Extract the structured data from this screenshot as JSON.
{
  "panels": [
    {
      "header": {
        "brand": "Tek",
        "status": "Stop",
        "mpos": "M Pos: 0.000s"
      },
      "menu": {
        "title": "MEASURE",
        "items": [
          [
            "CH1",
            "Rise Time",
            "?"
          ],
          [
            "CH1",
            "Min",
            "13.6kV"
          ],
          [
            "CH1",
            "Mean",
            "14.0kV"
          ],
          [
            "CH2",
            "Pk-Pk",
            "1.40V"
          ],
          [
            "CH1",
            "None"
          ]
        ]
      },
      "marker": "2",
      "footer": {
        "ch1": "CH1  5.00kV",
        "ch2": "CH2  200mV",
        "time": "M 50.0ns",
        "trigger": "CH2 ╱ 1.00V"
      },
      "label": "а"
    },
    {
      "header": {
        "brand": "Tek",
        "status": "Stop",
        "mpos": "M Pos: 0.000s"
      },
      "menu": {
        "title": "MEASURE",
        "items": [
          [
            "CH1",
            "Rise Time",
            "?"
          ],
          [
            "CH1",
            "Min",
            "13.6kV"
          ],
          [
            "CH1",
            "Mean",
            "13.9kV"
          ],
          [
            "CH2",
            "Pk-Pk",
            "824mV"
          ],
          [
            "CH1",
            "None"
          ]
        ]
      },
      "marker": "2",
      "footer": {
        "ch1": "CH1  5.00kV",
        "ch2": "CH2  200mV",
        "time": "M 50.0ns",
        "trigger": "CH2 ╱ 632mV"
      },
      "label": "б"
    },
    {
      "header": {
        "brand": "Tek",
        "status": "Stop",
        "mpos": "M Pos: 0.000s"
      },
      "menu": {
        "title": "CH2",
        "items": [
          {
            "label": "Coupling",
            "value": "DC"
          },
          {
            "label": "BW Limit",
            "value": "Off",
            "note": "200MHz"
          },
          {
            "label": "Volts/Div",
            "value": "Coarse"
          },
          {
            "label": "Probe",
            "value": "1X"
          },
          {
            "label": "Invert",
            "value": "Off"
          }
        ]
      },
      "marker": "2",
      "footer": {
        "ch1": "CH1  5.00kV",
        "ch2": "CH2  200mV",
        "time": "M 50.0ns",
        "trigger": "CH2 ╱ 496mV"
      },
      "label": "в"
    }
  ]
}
═══
▸ **GOAL OF THE EXERCISE**: Extract the listing in its entirety, matching it exactly.

▸ **RESULT FOR THIS TASK**:
Extract the structured data from this screenshot as JSON.
{
  "panels": [
    {
      "header": {
        "brand": "Tek",
        "status": "Stop",
        "mpos": "M Pos: 0.000s"
      },
      "menu": {
        "title": "MEASURE",
        "items": [
          [
            "CH1",
            "Rise Time",
            "?"
          ],
          [
            "CH1",
            "Min",
            "13.6kV"
          ],
          [
            "CH1",
            "Mean",
            "14.0kV"
          ],
          [
            "CH2",
            "Pk-Pk",
            "1.40V"
          ],
          [
            "CH1",
            "None"
          ]
        ]
      },
      "marker": "2",
      "footer": {
        "ch1": "CH1  5.00kV",
        "ch2": "CH2  200mV",
        "time": "M 50.0ns",
        "trigger": "CH2 ╱ 1.00V"
      },
      "label": "а"
    },
    {
      "header": {
        "brand": "Tek",
        "status": "Stop",
        "mpos": "M Pos: 0.000s"
      },
      "menu": {
        "title": "MEASURE",
        "items": [
          [
            "CH1",
            "Rise Time",
            "?"
          ],
          [
            "CH1",
            "Min",
            "13.6kV"
          ],
          [
            "CH1",
            "Mean",
            "13.9kV"
          ],
          [
            "CH2",
            "Pk-Pk",
            "824mV"
          ],
          [
            "CH1",
            "None"
          ]
        ]
      },
      "marker": "2",
      "footer": {
        "ch1": "CH1  5.00kV",
        "ch2": "CH2  200mV",
        "time": "M 50.0ns",
        "trigger": "CH2 ╱ 632mV"
      },
      "label": "б"
    },
    {
      "header": {
        "brand": "Tek",
        "status": "Stop",
        "mpos": "M Pos: 0.000s"
      },
      "menu": {
        "title": "CH2",
        "items": [
          {
            "label": "Coupling",
            "value": "DC"
          },
          {
            "label": "BW Limit",
            "value": "Off",
            "note": "200MHz"
          },
          {
            "label": "Volts/Div",
            "value": "Coarse"
          },
          {
            "label": "Probe",
            "value": "1X"
          },
          {
            "label": "Invert",
            "value": "Off"
          }
        ]
      },
      "marker": "2",
      "footer": {
        "ch1": "CH1  5.00kV",
        "ch2": "CH2  200mV",
        "time": "M 50.0ns",
        "trigger": "CH2 ╱ 496mV"
      },
      "label": "в"
    }
  ]
}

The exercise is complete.